◆ Work to do: Select all lines with the string "激发了学生的学习欲望" in them, and copy those lines.

▼

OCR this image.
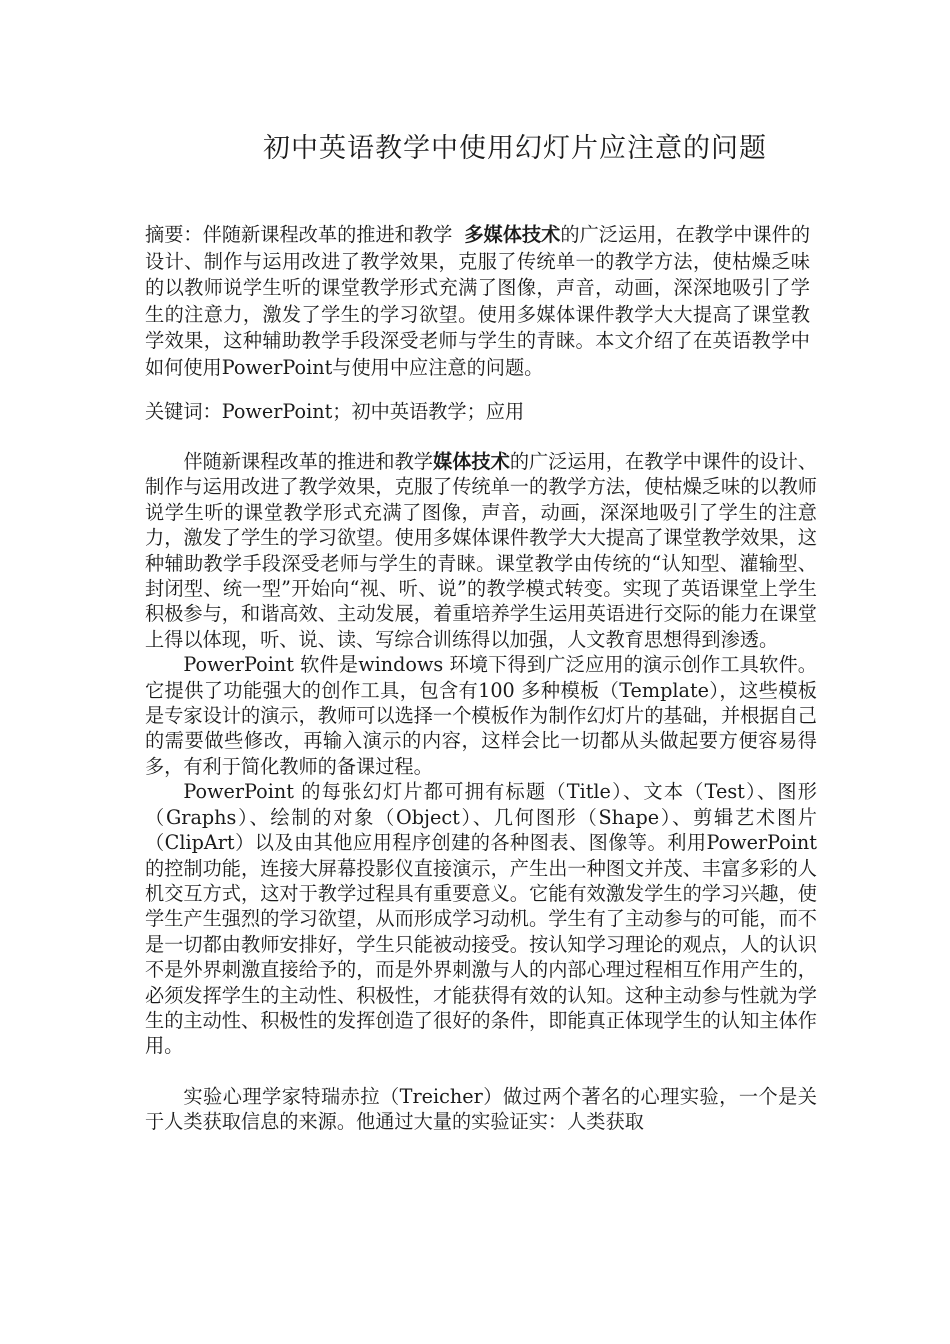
初中英语教学中使用幻灯片应注意的问题

摘要：伴随新课程改革的推进和教学 多媒体技术的广泛运用，在教学中课件的设计、制作与运用改进了教学效果，克服了传统单一的教学方法，使枯燥乏味的以教师说学生听的课堂教学形式充满了图像，声音，动画，深深地吸引了学生的注意力，激发了学生的学习欲望。使用多媒体课件教学大大提高了课堂教学效果，这种辅助教学手段深受老师与学生的青睐。本文介绍了在英语教学中如何使用PowerPoint与使用中应注意的问题。

关键词：PowerPoint；初中英语教学；应用

伴随新课程改革的推进和教学媒体技术的广泛运用，在教学中课件的设计、制作与运用改进了教学效果，克服了传统单一的教学方法，使枯燥乏味的以教师说学生听的课堂教学形式充满了图像，声音，动画，深深地吸引了学生的注意力，激发了学生的学习欲望。使用多媒体课件教学大大提高了课堂教学效果，这种辅助教学手段深受老师与学生的青睐。课堂教学由传统的“认知型、灌输型、封闭型、统一型”开始向“视、听、说”的教学模式转变。实现了英语课堂上学生积极参与，和谐高效、主动发展，着重培养学生运用英语进行交际的能力在课堂上得以体现，听、说、读、写综合训练得以加强，人文教育思想得到渗透。

PowerPoint 软件是windows 环境下得到广泛应用的演示创作工具软件。它提供了功能强大的创作工具，包含有100 多种模板（Template），这些模板是专家设计的演示，教师可以选择一个模板作为制作幻灯片的基础，并根据自己的需要做些修改，再输入演示的内容，这样会比一切都从头做起要方便容易得多，有利于简化教师的备课过程。

PowerPoint 的每张幻灯片都可拥有标题（Title）、文本（Test）、图形（Graphs）、绘制的对象（Object）、几何图形（Shape）、剪辑艺术图片（ClipArt）以及由其他应用程序创建的各种图表、图像等。利用PowerPoint 的控制功能，连接大屏幕投影仪直接演示，产生出一种图文并茂、丰富多彩的人机交互方式，这对于教学过程具有重要意义。它能有效激发学生的学习兴趣，使学生产生强烈的学习欲望，从而形成学习动机。学生有了主动参与的可能，而不是一切都由教师安排好，学生只能被动接受。按认知学习理论的观点，人的认识不是外界刺激直接给予的，而是外界刺激与人的内部心理过程相互作用产生的，必须发挥学生的主动性、积极性，才能获得有效的认知。这种主动参与性就为学生的主动性、积极性的发挥创造了很好的条件，即能真正体现学生的认知主体作用。

实验心理学家特瑞赤拉（Treicher）做过两个著名的心理实验，一个是关于人类获取信息的来源。他通过大量的实验证实：人类获取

▲

◆ Exercise output:
摘要：伴随新课程改革的推进和教学 多媒体技术的广泛运用，在教学中课件的设计、制作与运用改进了教学效果，克服了传统单一的教学方法，使枯燥乏味的以教师说学生听的课堂教学形式充满了图像，声音，动画，深深地吸引了学生的注意力，激发了学生的学习欲望。使用多媒体课件教学大大提高了课堂教学效果，这种辅助教学手段深受老师与学生的青睐。本文介绍了在英语教学中如何使用PowerPoint与使用中应注意的问题。
伴随新课程改革的推进和教学媒体技术的广泛运用，在教学中课件的设计、制作与运用改进了教学效果，克服了传统单一的教学方法，使枯燥乏味的以教师说学生听的课堂教学形式充满了图像，声音，动画，深深地吸引了学生的注意力，激发了学生的学习欲望。使用多媒体课件教学大大提高了课堂教学效果，这种辅助教学手段深受老师与学生的青睐。课堂教学由传统的“认知型、灌输型、封闭型、统一型”开始向“视、听、说”的教学模式转变。实现了英语课堂上学生积极参与，和谐高效、主动发展，着重培养学生运用英语进行交际的能力在课堂上得以体现，听、说、读、写综合训练得以加强，人文教育思想得到渗透。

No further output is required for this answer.